**EXERCISE BRIEF**: Scan the material below and report how many lines include the string "Beschluß"; nothing else belongs in the reply.

**MATERIAL FOR THIS TASK**:
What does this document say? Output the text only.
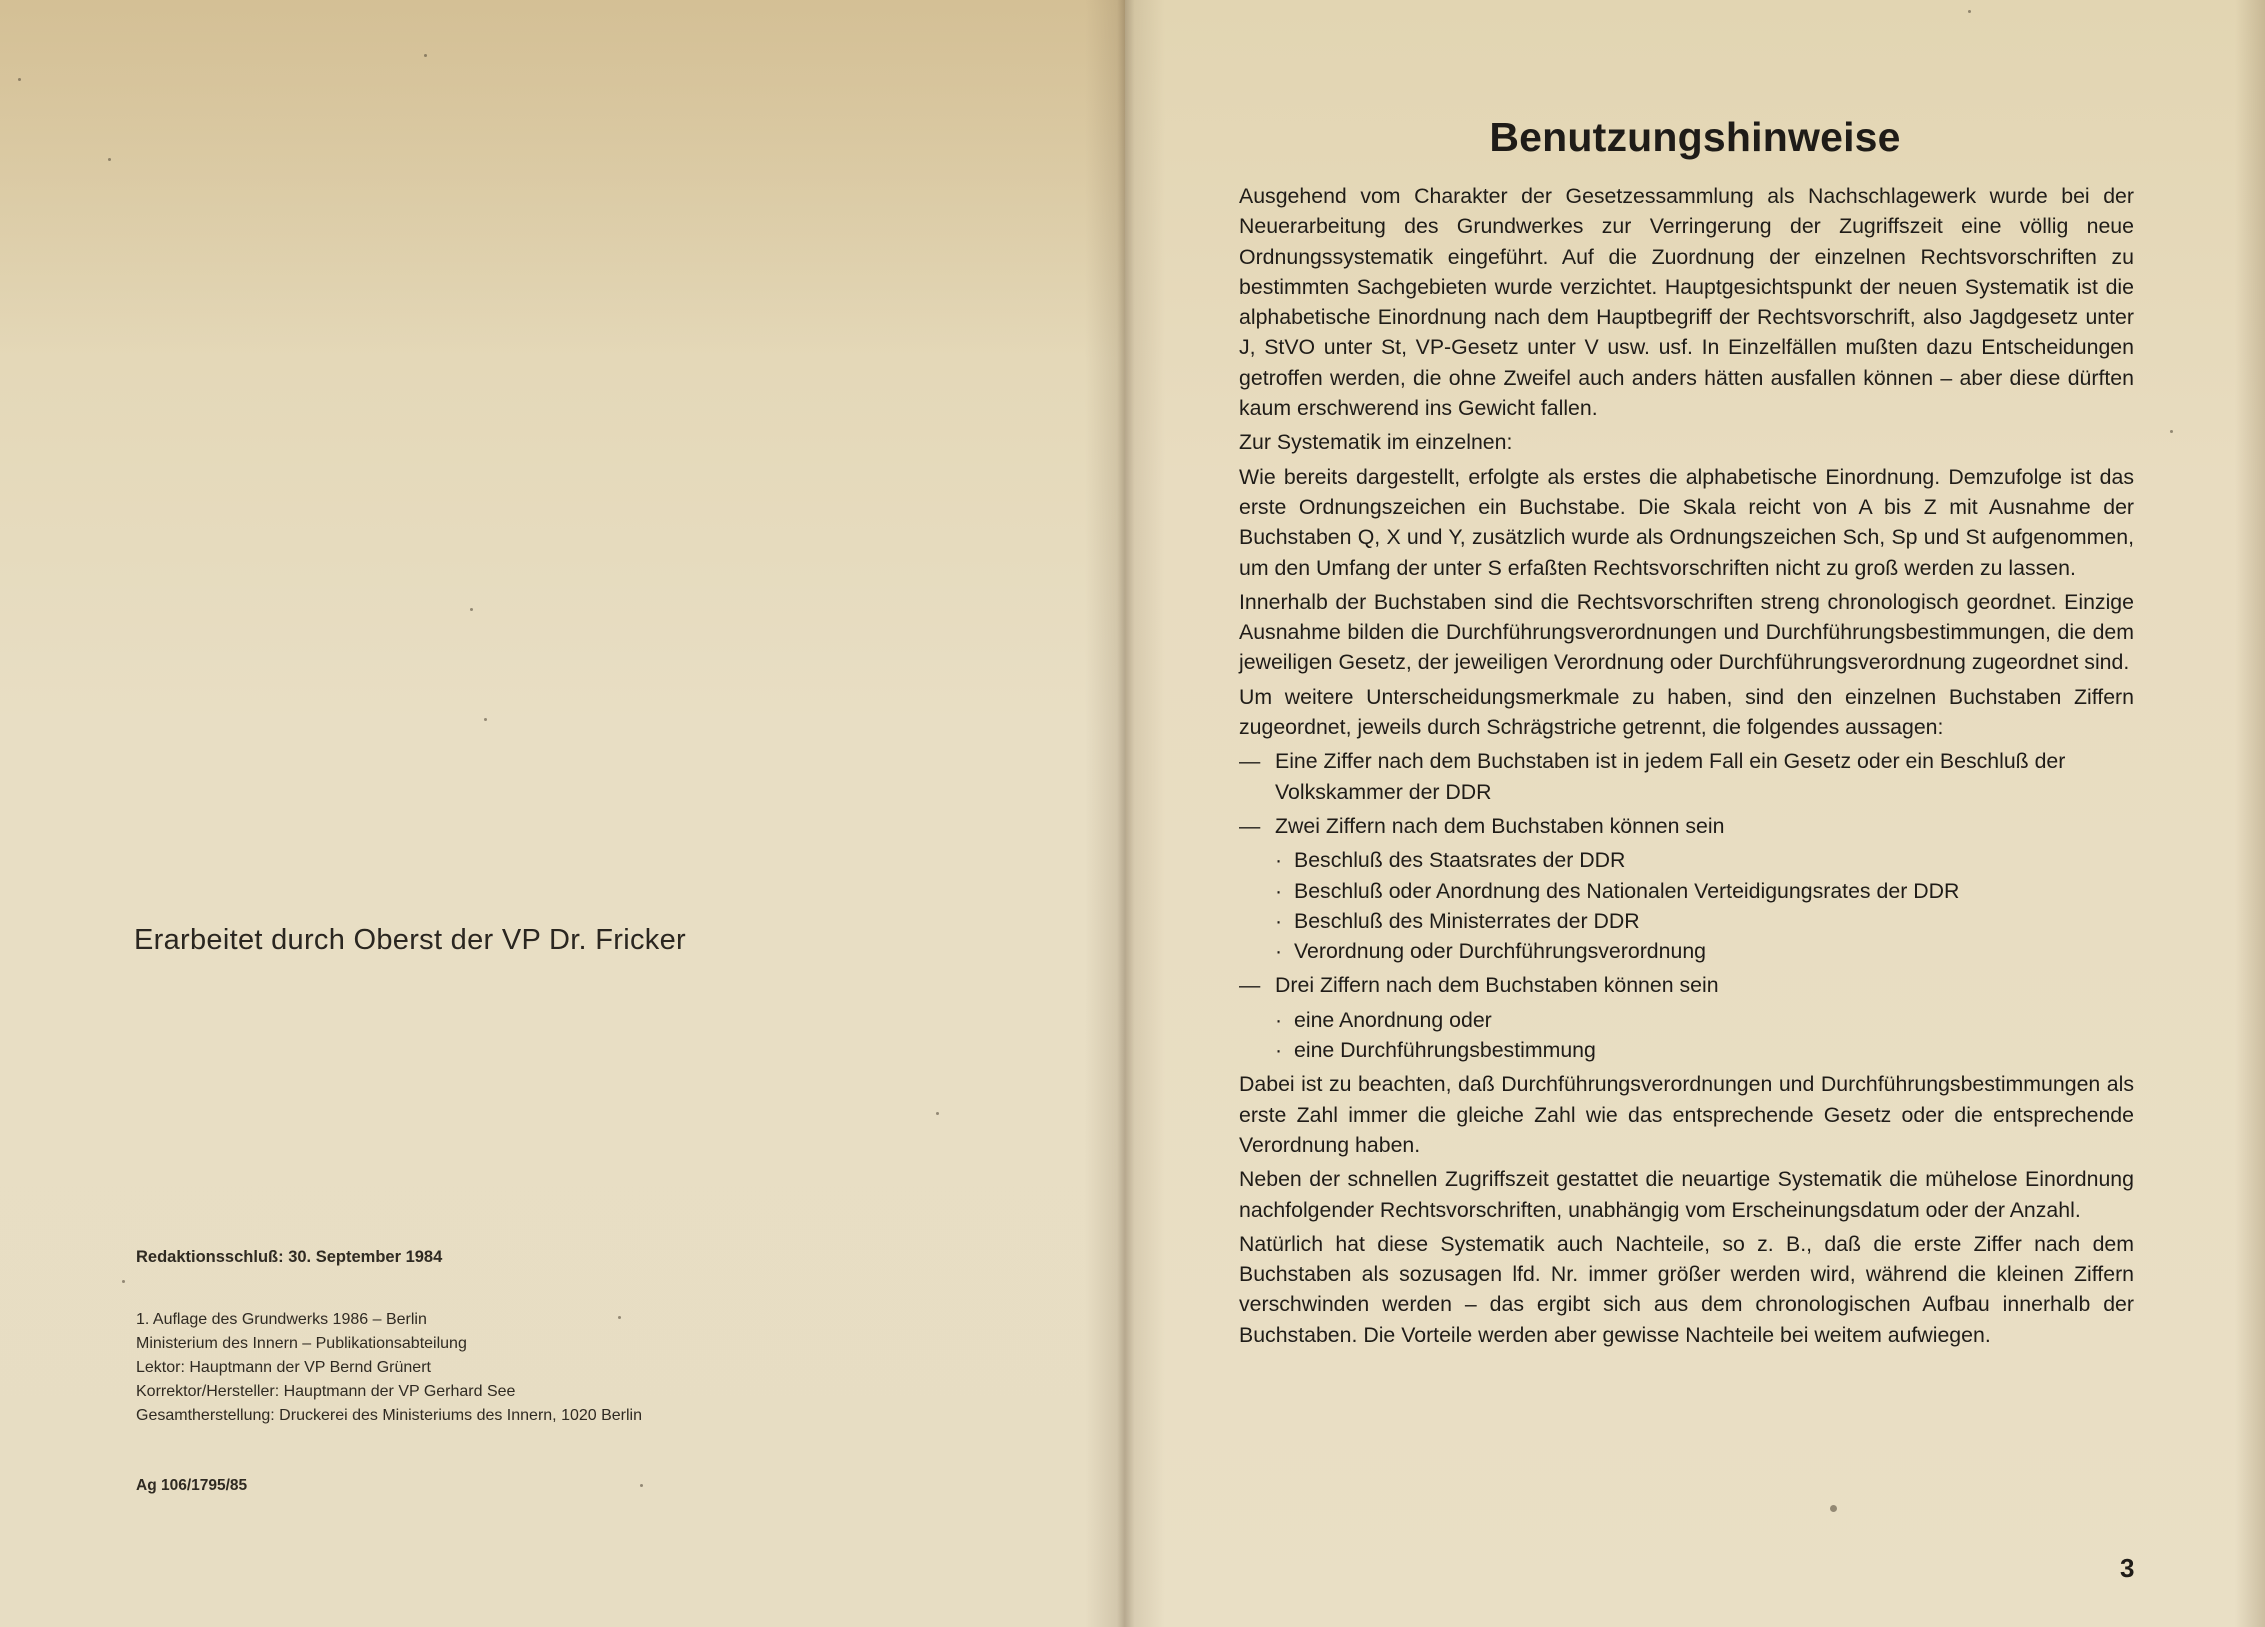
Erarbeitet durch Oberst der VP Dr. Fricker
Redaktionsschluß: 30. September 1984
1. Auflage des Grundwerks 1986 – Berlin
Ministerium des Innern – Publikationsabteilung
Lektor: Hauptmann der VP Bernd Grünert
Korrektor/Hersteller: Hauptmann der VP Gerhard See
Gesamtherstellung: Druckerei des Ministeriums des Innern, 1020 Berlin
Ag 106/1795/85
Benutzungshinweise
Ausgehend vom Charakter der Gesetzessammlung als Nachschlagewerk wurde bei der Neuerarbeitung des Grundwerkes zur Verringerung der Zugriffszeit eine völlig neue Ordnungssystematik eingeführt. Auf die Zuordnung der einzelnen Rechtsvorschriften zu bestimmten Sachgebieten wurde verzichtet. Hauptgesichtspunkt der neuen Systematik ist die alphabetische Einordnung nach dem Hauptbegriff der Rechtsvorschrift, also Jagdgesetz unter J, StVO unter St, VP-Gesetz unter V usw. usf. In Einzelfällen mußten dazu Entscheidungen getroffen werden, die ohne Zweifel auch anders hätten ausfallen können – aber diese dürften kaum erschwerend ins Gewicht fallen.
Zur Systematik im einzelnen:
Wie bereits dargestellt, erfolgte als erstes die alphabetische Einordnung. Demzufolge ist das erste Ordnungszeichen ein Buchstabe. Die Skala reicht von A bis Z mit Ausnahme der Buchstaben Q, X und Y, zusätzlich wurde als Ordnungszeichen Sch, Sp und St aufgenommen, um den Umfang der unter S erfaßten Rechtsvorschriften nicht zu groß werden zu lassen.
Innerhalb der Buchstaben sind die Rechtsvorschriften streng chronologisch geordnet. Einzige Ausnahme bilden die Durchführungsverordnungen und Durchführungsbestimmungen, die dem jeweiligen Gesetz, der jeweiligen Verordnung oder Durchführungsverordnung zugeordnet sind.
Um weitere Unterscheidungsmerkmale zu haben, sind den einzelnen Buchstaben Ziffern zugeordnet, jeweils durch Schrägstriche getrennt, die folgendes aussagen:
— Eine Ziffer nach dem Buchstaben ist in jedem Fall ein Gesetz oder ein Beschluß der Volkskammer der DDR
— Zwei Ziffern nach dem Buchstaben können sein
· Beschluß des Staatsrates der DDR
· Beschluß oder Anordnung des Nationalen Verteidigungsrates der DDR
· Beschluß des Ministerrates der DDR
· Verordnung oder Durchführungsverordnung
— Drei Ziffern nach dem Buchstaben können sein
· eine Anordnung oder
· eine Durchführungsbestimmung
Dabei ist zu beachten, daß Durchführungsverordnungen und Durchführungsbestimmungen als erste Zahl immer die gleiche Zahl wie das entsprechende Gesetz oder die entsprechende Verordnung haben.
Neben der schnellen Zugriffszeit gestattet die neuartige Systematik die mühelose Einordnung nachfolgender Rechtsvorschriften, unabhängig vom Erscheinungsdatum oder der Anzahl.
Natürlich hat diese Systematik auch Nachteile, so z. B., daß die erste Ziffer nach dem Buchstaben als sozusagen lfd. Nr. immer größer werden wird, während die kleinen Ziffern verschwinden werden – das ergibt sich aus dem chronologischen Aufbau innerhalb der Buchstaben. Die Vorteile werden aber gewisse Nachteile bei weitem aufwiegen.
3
---
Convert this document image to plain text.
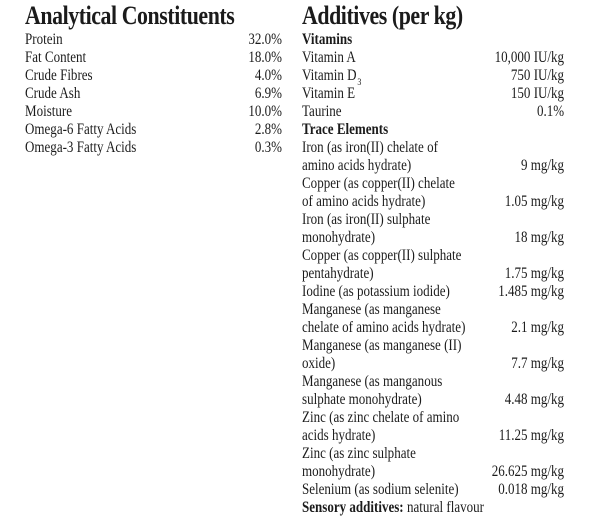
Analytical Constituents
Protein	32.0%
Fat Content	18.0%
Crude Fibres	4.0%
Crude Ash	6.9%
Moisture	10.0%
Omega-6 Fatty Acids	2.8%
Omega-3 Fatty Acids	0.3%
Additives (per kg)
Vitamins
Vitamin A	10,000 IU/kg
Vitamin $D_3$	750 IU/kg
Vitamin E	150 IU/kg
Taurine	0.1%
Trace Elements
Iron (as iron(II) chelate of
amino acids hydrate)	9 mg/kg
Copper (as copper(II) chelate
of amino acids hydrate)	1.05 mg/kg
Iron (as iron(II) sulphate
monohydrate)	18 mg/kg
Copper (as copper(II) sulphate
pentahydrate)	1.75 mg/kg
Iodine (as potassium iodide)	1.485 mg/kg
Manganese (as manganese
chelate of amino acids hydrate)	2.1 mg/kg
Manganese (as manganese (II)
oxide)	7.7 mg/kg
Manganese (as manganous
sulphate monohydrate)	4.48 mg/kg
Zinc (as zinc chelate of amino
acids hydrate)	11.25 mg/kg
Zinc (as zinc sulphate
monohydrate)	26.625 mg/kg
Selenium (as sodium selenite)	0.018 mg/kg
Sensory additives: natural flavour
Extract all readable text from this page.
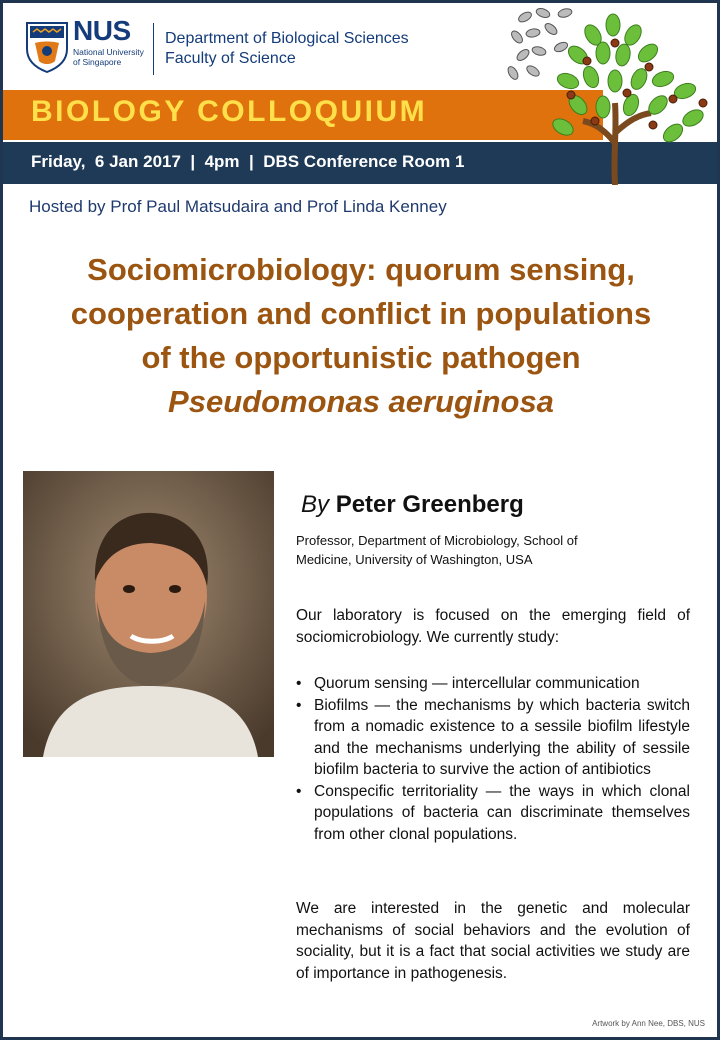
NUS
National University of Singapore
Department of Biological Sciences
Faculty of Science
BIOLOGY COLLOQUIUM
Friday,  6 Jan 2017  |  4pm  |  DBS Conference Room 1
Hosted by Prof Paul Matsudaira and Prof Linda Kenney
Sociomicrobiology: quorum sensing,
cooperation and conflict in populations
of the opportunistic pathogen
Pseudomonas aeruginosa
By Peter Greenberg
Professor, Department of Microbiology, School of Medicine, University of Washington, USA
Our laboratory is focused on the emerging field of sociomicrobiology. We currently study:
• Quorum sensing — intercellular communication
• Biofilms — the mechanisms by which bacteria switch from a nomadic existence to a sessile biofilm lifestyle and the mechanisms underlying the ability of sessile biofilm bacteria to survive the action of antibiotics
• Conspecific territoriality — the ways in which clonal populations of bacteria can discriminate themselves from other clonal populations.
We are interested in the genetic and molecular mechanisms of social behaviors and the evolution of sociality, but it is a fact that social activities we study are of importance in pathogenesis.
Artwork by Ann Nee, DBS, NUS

**RESULT OF THE TASK**: 4